- Exercise instructions -
Copy all lines in which the word "specific" can be found.
** Begin Provided records **
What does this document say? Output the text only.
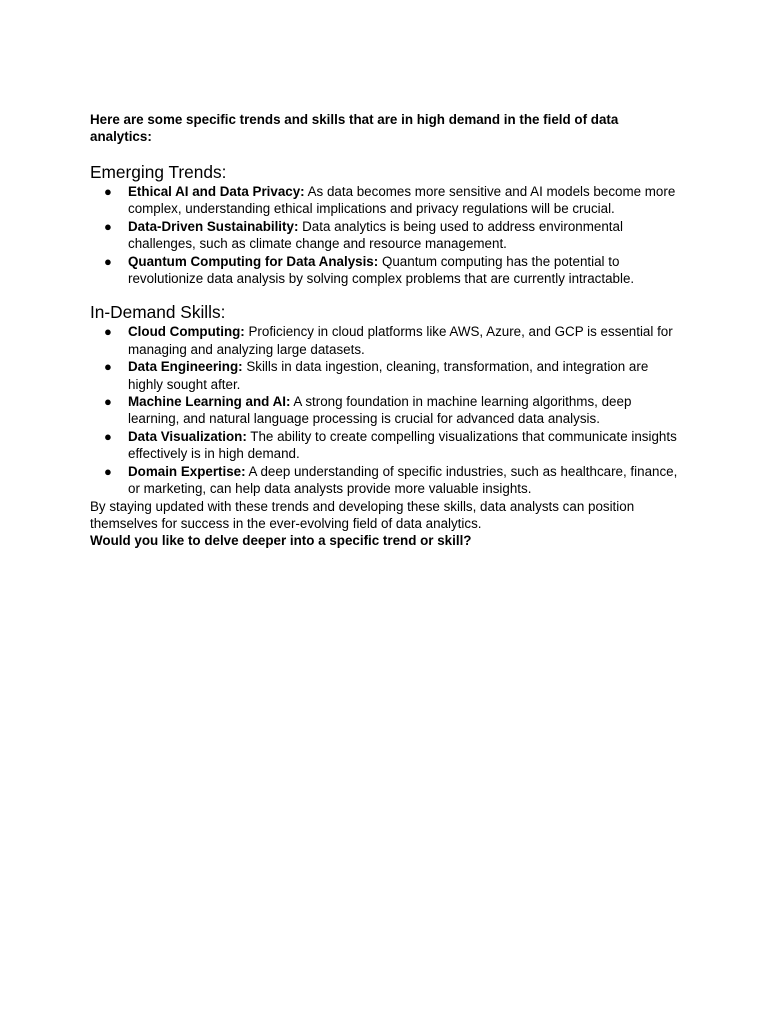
Here are some specific trends and skills that are in high demand in the field of data analytics:

Emerging Trends:
● Ethical AI and Data Privacy: As data becomes more sensitive and AI models become more complex, understanding ethical implications and privacy regulations will be crucial.
● Data-Driven Sustainability: Data analytics is being used to address environmental challenges, such as climate change and resource management.
● Quantum Computing for Data Analysis: Quantum computing has the potential to revolutionize data analysis by solving complex problems that are currently intractable.
In-Demand Skills:
● Cloud Computing: Proficiency in cloud platforms like AWS, Azure, and GCP is essential for managing and analyzing large datasets.
● Data Engineering: Skills in data ingestion, cleaning, transformation, and integration are highly sought after.
● Machine Learning and AI: A strong foundation in machine learning algorithms, deep learning, and natural language processing is crucial for advanced data analysis.
● Data Visualization: The ability to create compelling visualizations that communicate insights effectively is in high demand.
● Domain Expertise: A deep understanding of specific industries, such as healthcare, finance, or marketing, can help data analysts provide more valuable insights.

By staying updated with these trends and developing these skills, data analysts can position themselves for success in the ever-evolving field of data analytics.

Would you like to delve deeper into a specific trend or skill?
** End Provided records **
- Answer to this problem -
Here are some specific trends and skills that are in high demand in the field of data analytics:
● Domain Expertise: A deep understanding of specific industries, such as healthcare, finance, or marketing, can help data analysts provide more valuable insights.
Would you like to delve deeper into a specific trend or skill?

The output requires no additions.